> What this exercise asks
a: Can you reproduce the passage of the quantum computing algorithm post from "Exciting news comes" up to and including "computers do well.", with no changes?
b: Which applications does the quantum computing algorithm post name as ones where solving systems of linear equations is crucial?

== Extract provided ==

10.13.2009

A possible general algorithm for quantum computers?

Exciting news comes from MIT via Next Big Future: a general algorithm for quantum computers which solves linear systems of equations. This is big news, since recent years have shown significant progress in overcoming technical challenges of quantum computing, but the lack of a general linear algorithm that was demonstrably faster than digital computers threatened to confine QC to a small set of somewhat esoteric problems like code-breaking and database search. Digital algorithms for linear systems take on the order of N steps to solve N equations, where this algorithm takes on the order of log(N). Not a big difference for small matrices, but enormously better as the matrices grow in size. A general linear algorithm that is faster than digital algorithms for the same thing is promising, because linear systems underlay virtually everything modern computers do well.
MIT researchers present a new algorithm that could bring the same type of efficiency to systems of linear equations — whose solution is crucial to image processing, video processing, signal processing, robot control, weather modeling, genetic analysis and population analysis, to name just a few applications.

===
== Dataset records ==

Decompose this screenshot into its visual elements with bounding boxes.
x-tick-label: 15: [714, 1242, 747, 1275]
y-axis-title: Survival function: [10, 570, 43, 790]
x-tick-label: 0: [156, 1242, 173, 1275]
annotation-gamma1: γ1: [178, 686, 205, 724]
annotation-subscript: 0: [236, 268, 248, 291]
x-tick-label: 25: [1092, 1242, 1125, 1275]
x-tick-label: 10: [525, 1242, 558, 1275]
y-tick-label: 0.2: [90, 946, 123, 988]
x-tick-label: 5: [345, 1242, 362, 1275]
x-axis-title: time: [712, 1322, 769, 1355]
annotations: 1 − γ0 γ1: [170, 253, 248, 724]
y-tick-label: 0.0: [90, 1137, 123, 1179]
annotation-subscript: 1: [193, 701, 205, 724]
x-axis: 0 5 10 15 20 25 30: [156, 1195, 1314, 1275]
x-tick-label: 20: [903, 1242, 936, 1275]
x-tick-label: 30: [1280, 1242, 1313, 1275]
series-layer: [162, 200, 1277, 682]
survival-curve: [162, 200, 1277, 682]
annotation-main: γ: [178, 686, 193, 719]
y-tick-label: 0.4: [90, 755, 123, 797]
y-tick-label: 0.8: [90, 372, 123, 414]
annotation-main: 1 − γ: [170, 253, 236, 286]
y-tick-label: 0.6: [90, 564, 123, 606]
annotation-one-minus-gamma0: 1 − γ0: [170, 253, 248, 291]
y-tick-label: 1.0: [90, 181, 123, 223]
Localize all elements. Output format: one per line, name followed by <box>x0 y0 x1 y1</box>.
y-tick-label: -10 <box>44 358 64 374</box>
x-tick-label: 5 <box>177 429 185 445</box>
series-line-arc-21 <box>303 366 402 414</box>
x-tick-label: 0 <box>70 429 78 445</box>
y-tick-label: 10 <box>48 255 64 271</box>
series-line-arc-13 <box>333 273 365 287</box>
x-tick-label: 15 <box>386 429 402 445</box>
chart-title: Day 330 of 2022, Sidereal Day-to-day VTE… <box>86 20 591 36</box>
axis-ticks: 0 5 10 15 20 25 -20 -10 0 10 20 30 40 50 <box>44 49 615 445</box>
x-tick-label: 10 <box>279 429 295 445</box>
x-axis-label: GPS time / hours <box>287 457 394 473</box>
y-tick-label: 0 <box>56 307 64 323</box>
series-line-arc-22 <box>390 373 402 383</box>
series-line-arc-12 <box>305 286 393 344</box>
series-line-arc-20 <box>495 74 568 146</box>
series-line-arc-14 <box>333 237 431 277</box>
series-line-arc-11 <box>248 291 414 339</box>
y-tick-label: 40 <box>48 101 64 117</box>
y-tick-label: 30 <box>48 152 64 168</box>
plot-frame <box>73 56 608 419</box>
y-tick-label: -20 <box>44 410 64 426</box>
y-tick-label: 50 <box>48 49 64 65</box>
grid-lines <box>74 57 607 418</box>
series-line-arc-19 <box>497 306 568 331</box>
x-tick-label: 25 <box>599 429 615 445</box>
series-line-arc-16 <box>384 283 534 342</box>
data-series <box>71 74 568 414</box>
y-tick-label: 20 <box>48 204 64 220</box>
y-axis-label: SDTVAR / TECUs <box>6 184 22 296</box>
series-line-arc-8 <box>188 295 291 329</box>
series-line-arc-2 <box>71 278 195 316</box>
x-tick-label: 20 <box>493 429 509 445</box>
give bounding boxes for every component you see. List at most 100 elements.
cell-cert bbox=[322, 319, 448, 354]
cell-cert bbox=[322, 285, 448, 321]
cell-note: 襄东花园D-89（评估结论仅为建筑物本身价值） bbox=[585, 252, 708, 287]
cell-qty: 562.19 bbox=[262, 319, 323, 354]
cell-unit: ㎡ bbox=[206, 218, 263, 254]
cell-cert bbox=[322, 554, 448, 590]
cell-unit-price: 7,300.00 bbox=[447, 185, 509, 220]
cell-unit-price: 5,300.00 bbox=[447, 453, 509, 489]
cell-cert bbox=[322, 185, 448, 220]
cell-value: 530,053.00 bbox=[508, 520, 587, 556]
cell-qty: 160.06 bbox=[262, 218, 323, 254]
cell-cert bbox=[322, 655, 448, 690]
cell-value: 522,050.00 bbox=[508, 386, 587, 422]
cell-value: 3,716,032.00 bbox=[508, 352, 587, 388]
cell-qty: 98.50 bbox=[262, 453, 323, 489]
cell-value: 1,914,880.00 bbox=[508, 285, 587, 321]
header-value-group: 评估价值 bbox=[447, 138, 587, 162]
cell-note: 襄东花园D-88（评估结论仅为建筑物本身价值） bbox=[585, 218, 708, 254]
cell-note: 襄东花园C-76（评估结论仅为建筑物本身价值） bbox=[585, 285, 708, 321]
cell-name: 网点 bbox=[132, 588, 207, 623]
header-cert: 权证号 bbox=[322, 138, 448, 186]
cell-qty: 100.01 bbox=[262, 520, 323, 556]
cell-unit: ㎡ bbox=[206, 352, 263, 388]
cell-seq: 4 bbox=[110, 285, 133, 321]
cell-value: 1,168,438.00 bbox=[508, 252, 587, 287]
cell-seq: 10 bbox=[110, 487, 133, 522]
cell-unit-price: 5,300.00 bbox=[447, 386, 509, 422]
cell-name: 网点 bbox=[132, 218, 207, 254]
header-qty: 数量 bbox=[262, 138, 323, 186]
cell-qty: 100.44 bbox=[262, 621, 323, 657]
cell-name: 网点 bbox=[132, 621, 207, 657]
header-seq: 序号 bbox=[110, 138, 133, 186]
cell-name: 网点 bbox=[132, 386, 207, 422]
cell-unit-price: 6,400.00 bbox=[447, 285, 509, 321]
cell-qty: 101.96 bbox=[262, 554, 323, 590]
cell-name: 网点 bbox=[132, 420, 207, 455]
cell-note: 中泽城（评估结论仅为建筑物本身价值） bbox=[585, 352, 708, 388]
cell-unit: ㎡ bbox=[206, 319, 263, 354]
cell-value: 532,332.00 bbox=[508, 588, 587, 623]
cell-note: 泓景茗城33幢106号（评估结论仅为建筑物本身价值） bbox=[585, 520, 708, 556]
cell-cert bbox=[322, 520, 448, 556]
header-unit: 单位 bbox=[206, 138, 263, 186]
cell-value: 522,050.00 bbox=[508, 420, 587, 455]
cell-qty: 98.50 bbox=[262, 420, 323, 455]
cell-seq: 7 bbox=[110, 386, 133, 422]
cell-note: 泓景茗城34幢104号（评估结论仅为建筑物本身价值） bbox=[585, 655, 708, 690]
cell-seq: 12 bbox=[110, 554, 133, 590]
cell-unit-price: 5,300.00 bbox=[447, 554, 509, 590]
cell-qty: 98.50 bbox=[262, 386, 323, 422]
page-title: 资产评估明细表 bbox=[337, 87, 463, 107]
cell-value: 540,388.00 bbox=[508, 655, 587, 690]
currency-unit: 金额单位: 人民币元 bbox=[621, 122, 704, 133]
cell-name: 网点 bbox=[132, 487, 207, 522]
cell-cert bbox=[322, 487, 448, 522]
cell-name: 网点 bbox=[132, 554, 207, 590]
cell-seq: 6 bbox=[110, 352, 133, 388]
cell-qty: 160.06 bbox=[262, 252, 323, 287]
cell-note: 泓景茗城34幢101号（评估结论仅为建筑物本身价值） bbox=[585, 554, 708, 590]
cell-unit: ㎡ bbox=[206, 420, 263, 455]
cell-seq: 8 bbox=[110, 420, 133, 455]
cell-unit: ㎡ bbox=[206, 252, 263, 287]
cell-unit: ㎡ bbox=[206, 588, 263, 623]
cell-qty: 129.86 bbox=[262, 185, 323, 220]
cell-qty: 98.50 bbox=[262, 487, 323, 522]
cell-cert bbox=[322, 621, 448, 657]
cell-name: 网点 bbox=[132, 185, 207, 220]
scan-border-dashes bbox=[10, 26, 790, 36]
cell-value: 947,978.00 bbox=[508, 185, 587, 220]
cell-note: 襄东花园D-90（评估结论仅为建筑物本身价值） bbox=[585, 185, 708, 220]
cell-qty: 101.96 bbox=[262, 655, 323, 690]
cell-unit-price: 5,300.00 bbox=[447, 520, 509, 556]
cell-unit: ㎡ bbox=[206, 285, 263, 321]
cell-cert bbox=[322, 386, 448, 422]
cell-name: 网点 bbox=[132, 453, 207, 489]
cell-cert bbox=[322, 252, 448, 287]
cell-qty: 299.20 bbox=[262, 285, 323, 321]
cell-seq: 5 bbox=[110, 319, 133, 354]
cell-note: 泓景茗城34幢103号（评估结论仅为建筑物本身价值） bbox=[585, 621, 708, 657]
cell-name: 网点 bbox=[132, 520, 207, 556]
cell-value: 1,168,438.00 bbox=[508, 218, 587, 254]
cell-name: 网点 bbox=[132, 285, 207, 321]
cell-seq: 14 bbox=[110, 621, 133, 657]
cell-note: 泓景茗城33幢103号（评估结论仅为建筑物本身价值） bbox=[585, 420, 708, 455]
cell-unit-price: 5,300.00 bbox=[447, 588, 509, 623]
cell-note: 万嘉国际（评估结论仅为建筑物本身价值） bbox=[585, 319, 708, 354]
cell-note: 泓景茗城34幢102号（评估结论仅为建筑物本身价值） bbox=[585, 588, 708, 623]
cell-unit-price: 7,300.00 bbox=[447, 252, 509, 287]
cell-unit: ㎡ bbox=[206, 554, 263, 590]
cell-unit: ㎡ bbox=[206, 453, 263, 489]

===

> Expected outputs
a:
Exciting news comes from MIT via Next Big Future: a general algorithm for quantum computers which solves linear systems of equations. This is big news, since recent years have shown significant progress in overcoming technical challenges of quantum computing, but the lack of a general linear algorithm that was demonstrably faster than digital computers threatened to confine QC to a small set of somewhat esoteric problems like code-breaking and database search. Digital algorithms for linear systems take on the order of N steps to solve N equations, where this algorithm takes on the order of log(N). Not a big difference for small matrices, but enormously better as the matrices grow in size. A general linear algorithm that is faster than digital algorithms for the same thing is promising, because linear systems underlay virtually everything modern computers do well.

b:
- Image processing
- Video processing
- Signal processing
- Robot control
- Weather modeling
- Genetic analysis
- Population analysis